**Your goal**
Identify and reproduce every line holding the string "from".

**Data provided**

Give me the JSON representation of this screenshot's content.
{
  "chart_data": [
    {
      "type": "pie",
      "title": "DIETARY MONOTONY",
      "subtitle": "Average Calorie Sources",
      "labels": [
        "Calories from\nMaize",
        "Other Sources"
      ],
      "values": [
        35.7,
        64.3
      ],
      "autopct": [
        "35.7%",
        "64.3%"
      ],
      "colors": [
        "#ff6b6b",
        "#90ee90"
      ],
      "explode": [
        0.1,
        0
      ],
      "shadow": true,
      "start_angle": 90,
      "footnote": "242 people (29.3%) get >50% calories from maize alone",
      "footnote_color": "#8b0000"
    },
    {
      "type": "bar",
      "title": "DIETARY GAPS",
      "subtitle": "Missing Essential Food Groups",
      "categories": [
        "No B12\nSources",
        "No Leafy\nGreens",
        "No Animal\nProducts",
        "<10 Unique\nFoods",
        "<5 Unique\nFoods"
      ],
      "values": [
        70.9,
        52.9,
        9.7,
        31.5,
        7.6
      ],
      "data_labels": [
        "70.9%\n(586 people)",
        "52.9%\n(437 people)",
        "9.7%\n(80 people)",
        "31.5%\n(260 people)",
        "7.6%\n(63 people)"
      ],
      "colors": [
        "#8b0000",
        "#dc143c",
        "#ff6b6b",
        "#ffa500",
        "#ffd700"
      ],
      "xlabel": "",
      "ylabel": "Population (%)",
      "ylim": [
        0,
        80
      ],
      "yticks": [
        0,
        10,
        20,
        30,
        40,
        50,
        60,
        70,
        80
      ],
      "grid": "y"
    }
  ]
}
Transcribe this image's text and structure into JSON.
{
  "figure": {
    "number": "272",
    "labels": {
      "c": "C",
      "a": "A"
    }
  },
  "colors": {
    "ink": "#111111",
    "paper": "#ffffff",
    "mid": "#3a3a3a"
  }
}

**Exercise answer**
        "Calories from\nMaize",
      "footnote": "242 people (29.3%) get >50% calories from maize alone",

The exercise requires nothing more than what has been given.